* INSTRUCTIONS FOR THE TASK *
Copy out every record below, word for word.

* RECORDS SHOWN *
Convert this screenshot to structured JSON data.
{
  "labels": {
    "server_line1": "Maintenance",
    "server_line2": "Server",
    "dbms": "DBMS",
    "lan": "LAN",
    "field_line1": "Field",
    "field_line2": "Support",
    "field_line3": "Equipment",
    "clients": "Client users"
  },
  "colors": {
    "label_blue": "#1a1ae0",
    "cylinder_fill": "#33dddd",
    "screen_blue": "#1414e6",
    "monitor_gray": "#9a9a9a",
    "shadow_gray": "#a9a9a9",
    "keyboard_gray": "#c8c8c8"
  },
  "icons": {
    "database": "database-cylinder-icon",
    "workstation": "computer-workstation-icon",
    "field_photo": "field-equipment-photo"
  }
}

* WORKED SOLUTION *
Convert this screenshot to structured JSON data.
{
  "labels": {
    "server_line1": "Maintenance",
    "server_line2": "Server",
    "dbms": "DBMS",
    "lan": "LAN",
    "field_line1": "Field",
    "field_line2": "Support",
    "field_line3": "Equipment",
    "clients": "Client users"
  },
  "colors": {
    "label_blue": "#1a1ae0",
    "cylinder_fill": "#33dddd",
    "screen_blue": "#1414e6",
    "monitor_gray": "#9a9a9a",
    "shadow_gray": "#a9a9a9",
    "keyboard_gray": "#c8c8c8"
  },
  "icons": {
    "database": "database-cylinder-icon",
    "workstation": "computer-workstation-icon",
    "field_photo": "field-equipment-photo"
  }
}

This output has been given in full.